Written task
Every line of the data must be copied exactly.

Supplied records
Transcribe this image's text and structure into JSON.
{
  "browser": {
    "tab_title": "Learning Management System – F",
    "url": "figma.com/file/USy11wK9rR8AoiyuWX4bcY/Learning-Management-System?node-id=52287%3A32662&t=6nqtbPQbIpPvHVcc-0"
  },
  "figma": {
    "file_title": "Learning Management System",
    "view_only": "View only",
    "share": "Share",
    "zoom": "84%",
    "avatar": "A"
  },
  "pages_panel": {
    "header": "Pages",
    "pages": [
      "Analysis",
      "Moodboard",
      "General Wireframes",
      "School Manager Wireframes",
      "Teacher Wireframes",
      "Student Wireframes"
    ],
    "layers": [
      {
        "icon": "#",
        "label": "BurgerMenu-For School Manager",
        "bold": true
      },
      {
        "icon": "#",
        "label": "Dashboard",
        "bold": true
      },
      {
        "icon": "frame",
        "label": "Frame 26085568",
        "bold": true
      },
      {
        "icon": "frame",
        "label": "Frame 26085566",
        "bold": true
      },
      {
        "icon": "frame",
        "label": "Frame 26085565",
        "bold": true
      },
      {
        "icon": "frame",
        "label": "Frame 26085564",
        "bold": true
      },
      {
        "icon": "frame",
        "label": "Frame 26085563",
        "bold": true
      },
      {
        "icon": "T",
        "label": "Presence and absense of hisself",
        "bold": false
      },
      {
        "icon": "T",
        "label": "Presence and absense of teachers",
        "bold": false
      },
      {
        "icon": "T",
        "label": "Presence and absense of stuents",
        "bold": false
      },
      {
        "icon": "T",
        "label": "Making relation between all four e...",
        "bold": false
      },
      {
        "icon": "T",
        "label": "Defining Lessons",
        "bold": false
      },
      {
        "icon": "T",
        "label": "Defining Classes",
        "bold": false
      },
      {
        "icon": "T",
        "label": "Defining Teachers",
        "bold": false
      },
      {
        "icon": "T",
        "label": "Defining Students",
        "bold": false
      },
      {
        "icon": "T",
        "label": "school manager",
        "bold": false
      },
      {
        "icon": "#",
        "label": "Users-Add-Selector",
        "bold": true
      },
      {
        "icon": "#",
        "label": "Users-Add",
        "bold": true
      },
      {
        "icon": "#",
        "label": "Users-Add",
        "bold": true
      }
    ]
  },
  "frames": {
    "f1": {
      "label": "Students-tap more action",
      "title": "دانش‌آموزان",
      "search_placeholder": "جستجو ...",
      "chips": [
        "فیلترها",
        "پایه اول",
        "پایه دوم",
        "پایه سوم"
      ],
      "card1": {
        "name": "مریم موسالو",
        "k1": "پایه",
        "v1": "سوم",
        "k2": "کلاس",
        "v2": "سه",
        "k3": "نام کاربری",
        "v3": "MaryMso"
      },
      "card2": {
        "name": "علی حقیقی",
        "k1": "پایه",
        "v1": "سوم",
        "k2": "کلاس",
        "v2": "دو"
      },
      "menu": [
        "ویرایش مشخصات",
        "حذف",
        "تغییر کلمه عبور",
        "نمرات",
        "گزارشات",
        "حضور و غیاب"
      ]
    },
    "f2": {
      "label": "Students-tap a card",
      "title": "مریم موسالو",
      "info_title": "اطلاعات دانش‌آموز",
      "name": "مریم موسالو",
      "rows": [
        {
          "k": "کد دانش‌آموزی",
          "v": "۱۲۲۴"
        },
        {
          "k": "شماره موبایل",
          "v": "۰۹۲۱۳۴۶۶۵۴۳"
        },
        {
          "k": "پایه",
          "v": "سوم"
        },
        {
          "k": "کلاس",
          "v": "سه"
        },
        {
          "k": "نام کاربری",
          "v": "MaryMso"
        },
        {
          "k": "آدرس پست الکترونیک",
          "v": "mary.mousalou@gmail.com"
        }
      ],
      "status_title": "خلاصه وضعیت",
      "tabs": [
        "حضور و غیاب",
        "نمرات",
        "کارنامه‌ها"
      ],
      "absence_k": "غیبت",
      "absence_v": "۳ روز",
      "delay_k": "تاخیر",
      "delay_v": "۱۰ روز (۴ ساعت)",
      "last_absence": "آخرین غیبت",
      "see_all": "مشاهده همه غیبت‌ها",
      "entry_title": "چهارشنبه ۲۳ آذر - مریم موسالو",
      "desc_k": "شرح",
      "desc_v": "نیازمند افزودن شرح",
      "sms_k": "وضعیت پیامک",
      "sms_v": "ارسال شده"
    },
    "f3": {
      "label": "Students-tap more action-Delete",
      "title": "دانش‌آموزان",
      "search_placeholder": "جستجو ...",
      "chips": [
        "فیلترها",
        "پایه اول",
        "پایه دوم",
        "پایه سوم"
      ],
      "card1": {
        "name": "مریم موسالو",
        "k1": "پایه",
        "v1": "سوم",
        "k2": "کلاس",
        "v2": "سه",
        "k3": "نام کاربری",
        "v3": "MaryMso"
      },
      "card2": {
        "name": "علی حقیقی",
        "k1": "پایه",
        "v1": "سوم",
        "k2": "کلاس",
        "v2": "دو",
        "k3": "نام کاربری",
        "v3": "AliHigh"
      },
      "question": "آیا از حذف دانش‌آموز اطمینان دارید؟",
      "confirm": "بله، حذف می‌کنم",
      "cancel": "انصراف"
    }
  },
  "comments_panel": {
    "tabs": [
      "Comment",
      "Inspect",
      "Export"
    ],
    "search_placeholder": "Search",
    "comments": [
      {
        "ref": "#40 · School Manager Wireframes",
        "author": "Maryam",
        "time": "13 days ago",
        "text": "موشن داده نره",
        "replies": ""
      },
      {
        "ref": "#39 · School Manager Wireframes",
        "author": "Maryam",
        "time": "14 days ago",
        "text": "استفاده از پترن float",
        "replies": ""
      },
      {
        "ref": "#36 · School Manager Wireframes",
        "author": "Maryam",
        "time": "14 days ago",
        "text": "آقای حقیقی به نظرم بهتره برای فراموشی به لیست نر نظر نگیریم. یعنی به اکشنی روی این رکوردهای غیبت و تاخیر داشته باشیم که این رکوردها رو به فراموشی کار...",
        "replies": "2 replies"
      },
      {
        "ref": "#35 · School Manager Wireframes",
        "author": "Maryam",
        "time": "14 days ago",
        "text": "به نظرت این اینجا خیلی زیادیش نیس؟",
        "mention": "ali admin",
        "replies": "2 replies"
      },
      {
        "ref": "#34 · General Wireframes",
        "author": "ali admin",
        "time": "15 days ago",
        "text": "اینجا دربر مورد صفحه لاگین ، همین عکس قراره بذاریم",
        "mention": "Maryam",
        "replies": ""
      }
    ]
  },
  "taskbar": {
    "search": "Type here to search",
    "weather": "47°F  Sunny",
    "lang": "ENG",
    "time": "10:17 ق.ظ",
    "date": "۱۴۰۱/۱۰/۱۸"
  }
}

Worked solution
Transcribe this image's text and structure into JSON.
{
  "browser": {
    "tab_title": "Learning Management System – F",
    "url": "figma.com/file/USy11wK9rR8AoiyuWX4bcY/Learning-Management-System?node-id=52287%3A32662&t=6nqtbPQbIpPvHVcc-0"
  },
  "figma": {
    "file_title": "Learning Management System",
    "view_only": "View only",
    "share": "Share",
    "zoom": "84%",
    "avatar": "A"
  },
  "pages_panel": {
    "header": "Pages",
    "pages": [
      "Analysis",
      "Moodboard",
      "General Wireframes",
      "School Manager Wireframes",
      "Teacher Wireframes",
      "Student Wireframes"
    ],
    "layers": [
      {
        "icon": "#",
        "label": "BurgerMenu-For School Manager",
        "bold": true
      },
      {
        "icon": "#",
        "label": "Dashboard",
        "bold": true
      },
      {
        "icon": "frame",
        "label": "Frame 26085568",
        "bold": true
      },
      {
        "icon": "frame",
        "label": "Frame 26085566",
        "bold": true
      },
      {
        "icon": "frame",
        "label": "Frame 26085565",
        "bold": true
      },
      {
        "icon": "frame",
        "label": "Frame 26085564",
        "bold": true
      },
      {
        "icon": "frame",
        "label": "Frame 26085563",
        "bold": true
      },
      {
        "icon": "T",
        "label": "Presence and absense of hisself",
        "bold": false
      },
      {
        "icon": "T",
        "label": "Presence and absense of teachers",
        "bold": false
      },
      {
        "icon": "T",
        "label": "Presence and absense of stuents",
        "bold": false
      },
      {
        "icon": "T",
        "label": "Making relation between all four e...",
        "bold": false
      },
      {
        "icon": "T",
        "label": "Defining Lessons",
        "bold": false
      },
      {
        "icon": "T",
        "label": "Defining Classes",
        "bold": false
      },
      {
        "icon": "T",
        "label": "Defining Teachers",
        "bold": false
      },
      {
        "icon": "T",
        "label": "Defining Students",
        "bold": false
      },
      {
        "icon": "T",
        "label": "school manager",
        "bold": false
      },
      {
        "icon": "#",
        "label": "Users-Add-Selector",
        "bold": true
      },
      {
        "icon": "#",
        "label": "Users-Add",
        "bold": true
      },
      {
        "icon": "#",
        "label": "Users-Add",
        "bold": true
      }
    ]
  },
  "frames": {
    "f1": {
      "label": "Students-tap more action",
      "title": "دانش‌آموزان",
      "search_placeholder": "جستجو ...",
      "chips": [
        "فیلترها",
        "پایه اول",
        "پایه دوم",
        "پایه سوم"
      ],
      "card1": {
        "name": "مریم موسالو",
        "k1": "پایه",
        "v1": "سوم",
        "k2": "کلاس",
        "v2": "سه",
        "k3": "نام کاربری",
        "v3": "MaryMso"
      },
      "card2": {
        "name": "علی حقیقی",
        "k1": "پایه",
        "v1": "سوم",
        "k2": "کلاس",
        "v2": "دو"
      },
      "menu": [
        "ویرایش مشخصات",
        "حذف",
        "تغییر کلمه عبور",
        "نمرات",
        "گزارشات",
        "حضور و غیاب"
      ]
    },
    "f2": {
      "label": "Students-tap a card",
      "title": "مریم موسالو",
      "info_title": "اطلاعات دانش‌آموز",
      "name": "مریم موسالو",
      "rows": [
        {
          "k": "کد دانش‌آموزی",
          "v": "۱۲۲۴"
        },
        {
          "k": "شماره موبایل",
          "v": "۰۹۲۱۳۴۶۶۵۴۳"
        },
        {
          "k": "پایه",
          "v": "سوم"
        },
        {
          "k": "کلاس",
          "v": "سه"
        },
        {
          "k": "نام کاربری",
          "v": "MaryMso"
        },
        {
          "k": "آدرس پست الکترونیک",
          "v": "mary.mousalou@gmail.com"
        }
      ],
      "status_title": "خلاصه وضعیت",
      "tabs": [
        "حضور و غیاب",
        "نمرات",
        "کارنامه‌ها"
      ],
      "absence_k": "غیبت",
      "absence_v": "۳ روز",
      "delay_k": "تاخیر",
      "delay_v": "۱۰ روز (۴ ساعت)",
      "last_absence": "آخرین غیبت",
      "see_all": "مشاهده همه غیبت‌ها",
      "entry_title": "چهارشنبه ۲۳ آذر - مریم موسالو",
      "desc_k": "شرح",
      "desc_v": "نیازمند افزودن شرح",
      "sms_k": "وضعیت پیامک",
      "sms_v": "ارسال شده"
    },
    "f3": {
      "label": "Students-tap more action-Delete",
      "title": "دانش‌آموزان",
      "search_placeholder": "جستجو ...",
      "chips": [
        "فیلترها",
        "پایه اول",
        "پایه دوم",
        "پایه سوم"
      ],
      "card1": {
        "name": "مریم موسالو",
        "k1": "پایه",
        "v1": "سوم",
        "k2": "کلاس",
        "v2": "سه",
        "k3": "نام کاربری",
        "v3": "MaryMso"
      },
      "card2": {
        "name": "علی حقیقی",
        "k1": "پایه",
        "v1": "سوم",
        "k2": "کلاس",
        "v2": "دو",
        "k3": "نام کاربری",
        "v3": "AliHigh"
      },
      "question": "آیا از حذف دانش‌آموز اطمینان دارید؟",
      "confirm": "بله، حذف می‌کنم",
      "cancel": "انصراف"
    }
  },
  "comments_panel": {
    "tabs": [
      "Comment",
      "Inspect",
      "Export"
    ],
    "search_placeholder": "Search",
    "comments": [
      {
        "ref": "#40 · School Manager Wireframes",
        "author": "Maryam",
        "time": "13 days ago",
        "text": "موشن داده نره",
        "replies": ""
      },
      {
        "ref": "#39 · School Manager Wireframes",
        "author": "Maryam",
        "time": "14 days ago",
        "text": "استفاده از پترن float",
        "replies": ""
      },
      {
        "ref": "#36 · School Manager Wireframes",
        "author": "Maryam",
        "time": "14 days ago",
        "text": "آقای حقیقی به نظرم بهتره برای فراموشی به لیست نر نظر نگیریم. یعنی به اکشنی روی این رکوردهای غیبت و تاخیر داشته باشیم که این رکوردها رو به فراموشی کار...",
        "replies": "2 replies"
      },
      {
        "ref": "#35 · School Manager Wireframes",
        "author": "Maryam",
        "time": "14 days ago",
        "text": "به نظرت این اینجا خیلی زیادیش نیس؟",
        "mention": "ali admin",
        "replies": "2 replies"
      },
      {
        "ref": "#34 · General Wireframes",
        "author": "ali admin",
        "time": "15 days ago",
        "text": "اینجا دربر مورد صفحه لاگین ، همین عکس قراره بذاریم",
        "mention": "Maryam",
        "replies": ""
      }
    ]
  },
  "taskbar": {
    "search": "Type here to search",
    "weather": "47°F  Sunny",
    "lang": "ENG",
    "time": "10:17 ق.ظ",
    "date": "۱۴۰۱/۱۰/۱۸"
  }
}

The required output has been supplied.